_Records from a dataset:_
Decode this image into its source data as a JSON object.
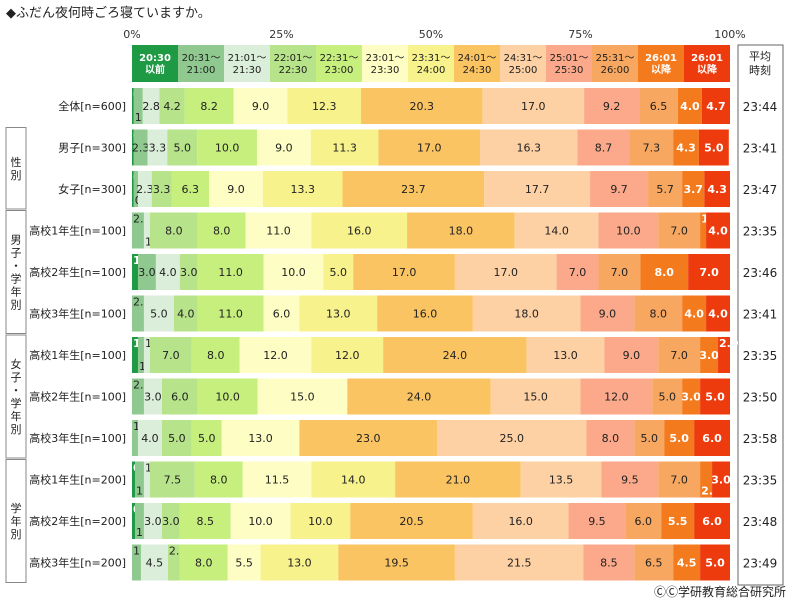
{
  "chart_data": {
    "type": "bar",
    "orientation": "horizontal",
    "stacked": true,
    "title": "◆ふだん夜何時ごろ寝ていますか。",
    "xlim": [
      0,
      100
    ],
    "x_ticks": [
      "0%",
      "25%",
      "50%",
      "75%",
      "100%"
    ],
    "legend": [
      {
        "label": "20:30\n以前",
        "color": "#1e9a45",
        "text_color": "#ffffff"
      },
      {
        "label": "20:31～\n21:00",
        "color": "#8fc98f",
        "text_color": "#222222"
      },
      {
        "label": "21:01～\n21:30",
        "color": "#dbeeda",
        "text_color": "#222222"
      },
      {
        "label": "22:01～\n22:30",
        "color": "#b7e38a",
        "text_color": "#222222"
      },
      {
        "label": "22:31～\n23:00",
        "color": "#c6ef7e",
        "text_color": "#222222"
      },
      {
        "label": "23:01～\n23:30",
        "color": "#fdfdc4",
        "text_color": "#222222"
      },
      {
        "label": "23:31～\n24:00",
        "color": "#f7f28c",
        "text_color": "#222222"
      },
      {
        "label": "24:01～\n24:30",
        "color": "#fbc462",
        "text_color": "#222222"
      },
      {
        "label": "24:31～\n25:00",
        "color": "#fdd1a4",
        "text_color": "#222222"
      },
      {
        "label": "25:01～\n25:30",
        "color": "#fba98a",
        "text_color": "#222222"
      },
      {
        "label": "25:31～\n26:00",
        "color": "#f7a760",
        "text_color": "#222222"
      },
      {
        "label": "26:01\n以降",
        "color": "#f47a1e",
        "text_color": "#ffffff"
      },
      {
        "label": "26:01\n以降",
        "color": "#ee3b0e",
        "text_color": "#ffffff"
      }
    ],
    "avg_header": "平均\n時刻",
    "groups": [
      {
        "label": "",
        "rows": [
          0
        ]
      },
      {
        "label": "性別",
        "rows": [
          1,
          2
        ]
      },
      {
        "label": "男子・学年別",
        "rows": [
          3,
          4,
          5
        ]
      },
      {
        "label": "女子・学年別",
        "rows": [
          6,
          7,
          8
        ]
      },
      {
        "label": "学年別",
        "rows": [
          9,
          10,
          11
        ]
      }
    ],
    "rows": [
      {
        "label": "全体[n=600]",
        "avg": "23:44",
        "values": [
          0.3,
          1.5,
          2.8,
          4.2,
          8.2,
          9.0,
          12.3,
          20.3,
          17.0,
          9.2,
          6.5,
          4.0,
          4.7
        ]
      },
      {
        "label": "男子[n=300]",
        "avg": "23:41",
        "values": [
          0.3,
          2.3,
          3.3,
          5.0,
          10.0,
          9.0,
          11.3,
          17.0,
          16.3,
          8.7,
          7.3,
          4.3,
          5.0
        ]
      },
      {
        "label": "女子[n=300]",
        "avg": "23:47",
        "values": [
          0.3,
          0.7,
          2.3,
          3.3,
          6.3,
          9.0,
          13.3,
          23.7,
          17.7,
          9.7,
          5.7,
          3.7,
          4.3
        ]
      },
      {
        "label": "高校1年生[n=100]",
        "avg": "23:35",
        "values": [
          2.0,
          1.0,
          8.0,
          8.0,
          11.0,
          16.0,
          18.0,
          14.0,
          10.0,
          7.0,
          1.0,
          4.0,
          0
        ]
      },
      {
        "label": "高校2年生[n=100]",
        "avg": "23:46",
        "values": [
          1.0,
          3.0,
          4.0,
          3.0,
          11.0,
          10.0,
          5.0,
          17.0,
          17.0,
          7.0,
          7.0,
          8.0,
          7.0
        ]
      },
      {
        "label": "高校3年生[n=100]",
        "avg": "23:41",
        "values": [
          2.0,
          5.0,
          4.0,
          11.0,
          6.0,
          13.0,
          16.0,
          18.0,
          9.0,
          8.0,
          4.0,
          4.0,
          0
        ]
      },
      {
        "label": "高校1年生[n=100]",
        "avg": "23:35",
        "values": [
          1.0,
          1.0,
          1.0,
          7.0,
          8.0,
          12.0,
          12.0,
          24.0,
          13.0,
          9.0,
          7.0,
          3.0,
          2.0
        ]
      },
      {
        "label": "高校2年生[n=100]",
        "avg": "23:50",
        "values": [
          2.0,
          3.0,
          6.0,
          10.0,
          15.0,
          24.0,
          15.0,
          12.0,
          5.0,
          3.0,
          5.0,
          0,
          0
        ]
      },
      {
        "label": "高校3年生[n=100]",
        "avg": "23:58",
        "values": [
          1.0,
          4.0,
          5.0,
          5.0,
          13.0,
          23.0,
          25.0,
          8.0,
          5.0,
          5.0,
          6.0,
          0,
          0
        ]
      },
      {
        "label": "高校1年生[n=200]",
        "avg": "23:35",
        "values": [
          0.5,
          1.5,
          1.0,
          7.5,
          8.0,
          11.5,
          14.0,
          21.0,
          13.5,
          9.5,
          7.0,
          2.0,
          3.0
        ]
      },
      {
        "label": "高校2年生[n=200]",
        "avg": "23:48",
        "values": [
          0.5,
          1.5,
          3.0,
          3.0,
          8.5,
          10.0,
          10.0,
          20.5,
          16.0,
          9.5,
          6.0,
          5.5,
          6.0
        ]
      },
      {
        "label": "高校3年生[n=200]",
        "avg": "23:49",
        "values": [
          1.5,
          4.5,
          2.0,
          8.0,
          5.5,
          13.0,
          19.5,
          21.5,
          8.5,
          6.5,
          4.5,
          5.0,
          0
        ]
      }
    ],
    "row_color_maps": [
      [
        0,
        1,
        2,
        3,
        4,
        5,
        6,
        7,
        8,
        9,
        10,
        11,
        12
      ],
      [
        0,
        1,
        2,
        3,
        4,
        5,
        6,
        7,
        8,
        9,
        10,
        11,
        12
      ],
      [
        0,
        1,
        2,
        3,
        4,
        5,
        6,
        7,
        8,
        9,
        10,
        11,
        12
      ],
      [
        1,
        2,
        3,
        4,
        5,
        6,
        7,
        8,
        9,
        10,
        11,
        12,
        12
      ],
      [
        0,
        1,
        2,
        3,
        4,
        5,
        6,
        7,
        8,
        9,
        10,
        11,
        12
      ],
      [
        1,
        2,
        3,
        4,
        5,
        6,
        7,
        8,
        9,
        10,
        11,
        12,
        12
      ],
      [
        0,
        1,
        2,
        3,
        4,
        5,
        6,
        7,
        8,
        9,
        10,
        11,
        12
      ],
      [
        1,
        2,
        3,
        4,
        5,
        7,
        8,
        9,
        10,
        11,
        12,
        12,
        12
      ],
      [
        1,
        2,
        3,
        4,
        5,
        7,
        8,
        9,
        10,
        11,
        12,
        12,
        12
      ],
      [
        0,
        1,
        2,
        3,
        4,
        5,
        6,
        7,
        8,
        9,
        10,
        11,
        12
      ],
      [
        0,
        1,
        2,
        3,
        4,
        5,
        6,
        7,
        8,
        9,
        10,
        11,
        12
      ],
      [
        1,
        2,
        3,
        4,
        5,
        6,
        7,
        8,
        9,
        10,
        11,
        12,
        12
      ]
    ],
    "copyright": "ⒸⒸ学研教育総合研究所"
  }
}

_Task prompt:_
Repeat each entry exactly as it appears; skip any picture.

_Complete response:_
Decode this image into its source data as a JSON object.
{
  "chart_data": {
    "type": "bar",
    "orientation": "horizontal",
    "stacked": true,
    "title": "◆ふだん夜何時ごろ寝ていますか。",
    "xlim": [
      0,
      100
    ],
    "x_ticks": [
      "0%",
      "25%",
      "50%",
      "75%",
      "100%"
    ],
    "legend": [
      {
        "label": "20:30\n以前",
        "color": "#1e9a45",
        "text_color": "#ffffff"
      },
      {
        "label": "20:31～\n21:00",
        "color": "#8fc98f",
        "text_color": "#222222"
      },
      {
        "label": "21:01～\n21:30",
        "color": "#dbeeda",
        "text_color": "#222222"
      },
      {
        "label": "22:01～\n22:30",
        "color": "#b7e38a",
        "text_color": "#222222"
      },
      {
        "label": "22:31～\n23:00",
        "color": "#c6ef7e",
        "text_color": "#222222"
      },
      {
        "label": "23:01～\n23:30",
        "color": "#fdfdc4",
        "text_color": "#222222"
      },
      {
        "label": "23:31～\n24:00",
        "color": "#f7f28c",
        "text_color": "#222222"
      },
      {
        "label": "24:01～\n24:30",
        "color": "#fbc462",
        "text_color": "#222222"
      },
      {
        "label": "24:31～\n25:00",
        "color": "#fdd1a4",
        "text_color": "#222222"
      },
      {
        "label": "25:01～\n25:30",
        "color": "#fba98a",
        "text_color": "#222222"
      },
      {
        "label": "25:31～\n26:00",
        "color": "#f7a760",
        "text_color": "#222222"
      },
      {
        "label": "26:01\n以降",
        "color": "#f47a1e",
        "text_color": "#ffffff"
      },
      {
        "label": "26:01\n以降",
        "color": "#ee3b0e",
        "text_color": "#ffffff"
      }
    ],
    "avg_header": "平均\n時刻",
    "groups": [
      {
        "label": "",
        "rows": [
          0
        ]
      },
      {
        "label": "性別",
        "rows": [
          1,
          2
        ]
      },
      {
        "label": "男子・学年別",
        "rows": [
          3,
          4,
          5
        ]
      },
      {
        "label": "女子・学年別",
        "rows": [
          6,
          7,
          8
        ]
      },
      {
        "label": "学年別",
        "rows": [
          9,
          10,
          11
        ]
      }
    ],
    "rows": [
      {
        "label": "全体[n=600]",
        "avg": "23:44",
        "values": [
          0.3,
          1.5,
          2.8,
          4.2,
          8.2,
          9.0,
          12.3,
          20.3,
          17.0,
          9.2,
          6.5,
          4.0,
          4.7
        ]
      },
      {
        "label": "男子[n=300]",
        "avg": "23:41",
        "values": [
          0.3,
          2.3,
          3.3,
          5.0,
          10.0,
          9.0,
          11.3,
          17.0,
          16.3,
          8.7,
          7.3,
          4.3,
          5.0
        ]
      },
      {
        "label": "女子[n=300]",
        "avg": "23:47",
        "values": [
          0.3,
          0.7,
          2.3,
          3.3,
          6.3,
          9.0,
          13.3,
          23.7,
          17.7,
          9.7,
          5.7,
          3.7,
          4.3
        ]
      },
      {
        "label": "高校1年生[n=100]",
        "avg": "23:35",
        "values": [
          2.0,
          1.0,
          8.0,
          8.0,
          11.0,
          16.0,
          18.0,
          14.0,
          10.0,
          7.0,
          1.0,
          4.0,
          0
        ]
      },
      {
        "label": "高校2年生[n=100]",
        "avg": "23:46",
        "values": [
          1.0,
          3.0,
          4.0,
          3.0,
          11.0,
          10.0,
          5.0,
          17.0,
          17.0,
          7.0,
          7.0,
          8.0,
          7.0
        ]
      },
      {
        "label": "高校3年生[n=100]",
        "avg": "23:41",
        "values": [
          2.0,
          5.0,
          4.0,
          11.0,
          6.0,
          13.0,
          16.0,
          18.0,
          9.0,
          8.0,
          4.0,
          4.0,
          0
        ]
      },
      {
        "label": "高校1年生[n=100]",
        "avg": "23:35",
        "values": [
          1.0,
          1.0,
          1.0,
          7.0,
          8.0,
          12.0,
          12.0,
          24.0,
          13.0,
          9.0,
          7.0,
          3.0,
          2.0
        ]
      },
      {
        "label": "高校2年生[n=100]",
        "avg": "23:50",
        "values": [
          2.0,
          3.0,
          6.0,
          10.0,
          15.0,
          24.0,
          15.0,
          12.0,
          5.0,
          3.0,
          5.0,
          0,
          0
        ]
      },
      {
        "label": "高校3年生[n=100]",
        "avg": "23:58",
        "values": [
          1.0,
          4.0,
          5.0,
          5.0,
          13.0,
          23.0,
          25.0,
          8.0,
          5.0,
          5.0,
          6.0,
          0,
          0
        ]
      },
      {
        "label": "高校1年生[n=200]",
        "avg": "23:35",
        "values": [
          0.5,
          1.5,
          1.0,
          7.5,
          8.0,
          11.5,
          14.0,
          21.0,
          13.5,
          9.5,
          7.0,
          2.0,
          3.0
        ]
      },
      {
        "label": "高校2年生[n=200]",
        "avg": "23:48",
        "values": [
          0.5,
          1.5,
          3.0,
          3.0,
          8.5,
          10.0,
          10.0,
          20.5,
          16.0,
          9.5,
          6.0,
          5.5,
          6.0
        ]
      },
      {
        "label": "高校3年生[n=200]",
        "avg": "23:49",
        "values": [
          1.5,
          4.5,
          2.0,
          8.0,
          5.5,
          13.0,
          19.5,
          21.5,
          8.5,
          6.5,
          4.5,
          5.0,
          0
        ]
      }
    ],
    "row_color_maps": [
      [
        0,
        1,
        2,
        3,
        4,
        5,
        6,
        7,
        8,
        9,
        10,
        11,
        12
      ],
      [
        0,
        1,
        2,
        3,
        4,
        5,
        6,
        7,
        8,
        9,
        10,
        11,
        12
      ],
      [
        0,
        1,
        2,
        3,
        4,
        5,
        6,
        7,
        8,
        9,
        10,
        11,
        12
      ],
      [
        1,
        2,
        3,
        4,
        5,
        6,
        7,
        8,
        9,
        10,
        11,
        12,
        12
      ],
      [
        0,
        1,
        2,
        3,
        4,
        5,
        6,
        7,
        8,
        9,
        10,
        11,
        12
      ],
      [
        1,
        2,
        3,
        4,
        5,
        6,
        7,
        8,
        9,
        10,
        11,
        12,
        12
      ],
      [
        0,
        1,
        2,
        3,
        4,
        5,
        6,
        7,
        8,
        9,
        10,
        11,
        12
      ],
      [
        1,
        2,
        3,
        4,
        5,
        7,
        8,
        9,
        10,
        11,
        12,
        12,
        12
      ],
      [
        1,
        2,
        3,
        4,
        5,
        7,
        8,
        9,
        10,
        11,
        12,
        12,
        12
      ],
      [
        0,
        1,
        2,
        3,
        4,
        5,
        6,
        7,
        8,
        9,
        10,
        11,
        12
      ],
      [
        0,
        1,
        2,
        3,
        4,
        5,
        6,
        7,
        8,
        9,
        10,
        11,
        12
      ],
      [
        1,
        2,
        3,
        4,
        5,
        6,
        7,
        8,
        9,
        10,
        11,
        12,
        12
      ]
    ],
    "copyright": "ⒸⒸ学研教育総合研究所"
  }
}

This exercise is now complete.